_SHORT EXERCISE A_
Return every line of the listing below verbatim, leaving out any pictures.

Lokpal in India

Why in News?
On March 19, the government has appointed India's first Lokpal, Justice Pinaki Chandra Ghosh. The announcement came after a delay of five years as the Lokpal and Lokayukta Act, which envisaged appointment of a Lokpal at the Centre and Lokayuktas in the States to look into cases of corruption against certain categories of public servants, was passed in 2013.

Along with the Lokpal as a chairman, eight members have also been appointed by the government.

Background
The concept of an institutional mechanism, or an anti-corruption ombudsman, has been around for over 50 years. The appointment of Lokpal was in the works for nearly half a century after the recommendation for a Lokpal at the Centre was first made by the Administrative Reforms Committee of 1966. It had been the subject of several assurances given by incumbent prime ministers on the floor of Parliament. Amid repeated demands for such an ombudsman, many attempts were made at legislation, with Lokpal Bills introduced in 1971, 1977, 1985, 1989, 1996, 1998, 2001, 2005 and 2008, but none of these was passed.

It was finally enacted as a law in 2013 and came into effect on January 16, 2014. Some of the credit for driving this legislation must be given to Anna Hazare’s movement against what many saw as unreasonable levels of corruption under the previous UPA regime. However, since then, barring a report by the Standing Committee of Parliament and a couple of amendments passed in 2016 on the declaration of assets by public servants, there has been very little progress.

The past years have seen the government stall the appointment of the anti-corruption ombudsman for various reasons, chief among those was the absence of a Leader of Opposition (LoP) in 16th Lok Sabha. This loophole was overcome on April 24, 2017 when the Supreme Court declared that absence of a member of the high-level Lokpal selection committee chaired by the Prime Minister would not invalidate an appointment. On April 24, 2017, a Bench led by Justice Ranjan Gogoi held that India should honour its credo of 'zero tolerance against corruption'. Its judgment asserted that Lokpal appointments would not become void because of an ‘absent’ LoP.

On January 4, 2019, Attorney- General K.K. Venugopal finally informed the court that a Lokpal search committee led by former Supreme Court judge, Justice Ranjana Prakash Desai, has been constituted. The Supreme Court on January 17 gave the search committee time till Februaryend to send names of suitable Lokpal candidates to the selection committee.

Lokpal and Lokayuktas Act
The Act provides for establishing a body to be called the Lokpal and headed by a Chairperson, who is or has been a Chief Justice of India, or is or has been a judge of the Supreme Court, or an eminent person who fulfils eligibility criteria as
specified. Of its other members, not exceeding eight, 50% are to be judicial members, provided that not less than 50% of the members belong to the Scheduled Castess, Scheduled Tribes, Other Backward Castes (OBCs), minorities and women.

_RECORDS SHOWN_
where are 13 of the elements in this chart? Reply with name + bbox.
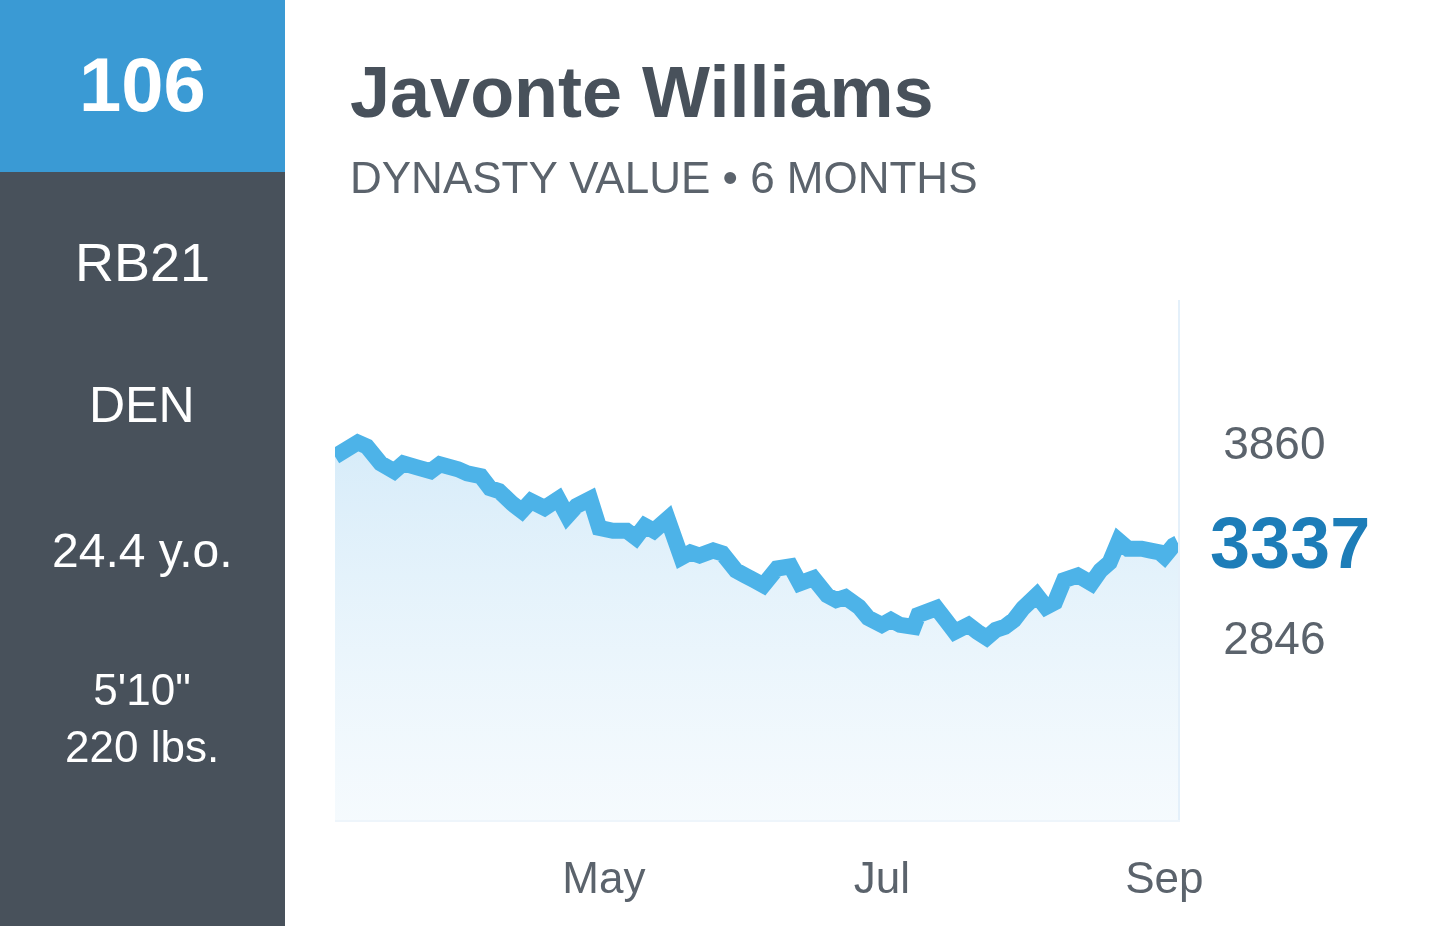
x-tick-label: May [562, 852, 646, 902]
text: 24.4 y.o. [52, 524, 233, 577]
chart-subtitle: DYNASTY VALUE • 6 MONTHS [350, 153, 978, 202]
text: DEN [89, 377, 195, 433]
text: RB21 [75, 232, 211, 292]
text: 106 [79, 42, 206, 127]
x-tick-label: Jul [853, 852, 910, 902]
y-tick-label: 2846 [1223, 611, 1326, 664]
annotation: 3337 [1210, 503, 1371, 583]
y-tick-label: 3860 [1223, 416, 1326, 469]
text: 5'10" 220 lbs. [65, 665, 220, 772]
x-tick-label: Sep [1125, 852, 1204, 902]
chart-title: Javonte Williams [350, 52, 934, 132]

_SHORT EXERCISE B_
List every person mentioned by name in the Lokpal article.

_SOLUTION A_
where are 13 of the elements in this chart? Reply with name + bbox.
x-tick-label: May [562, 852, 646, 902]
text: 24.4 y.o. [52, 524, 233, 577]
chart-subtitle: DYNASTY VALUE • 6 MONTHS [350, 153, 978, 202]
text: DEN [89, 377, 195, 433]
text: RB21 [75, 232, 211, 292]
text: 106 [79, 42, 206, 127]
x-tick-label: Jul [853, 852, 910, 902]
y-tick-label: 2846 [1223, 611, 1326, 664]
annotation: 3337 [1210, 503, 1371, 583]
y-tick-label: 3860 [1223, 416, 1326, 469]
text: 5'10" 220 lbs. [65, 665, 220, 772]
x-tick-label: Sep [1125, 852, 1204, 902]
chart-title: Javonte Williams [350, 52, 934, 132]

_SOLUTION B_
- Justice Pinaki Chandra Ghosh
- Anna Hazare
- Justice Ranjan Gogoi
- K.K. Venugopal
- Justice Ranjana Prakash Desai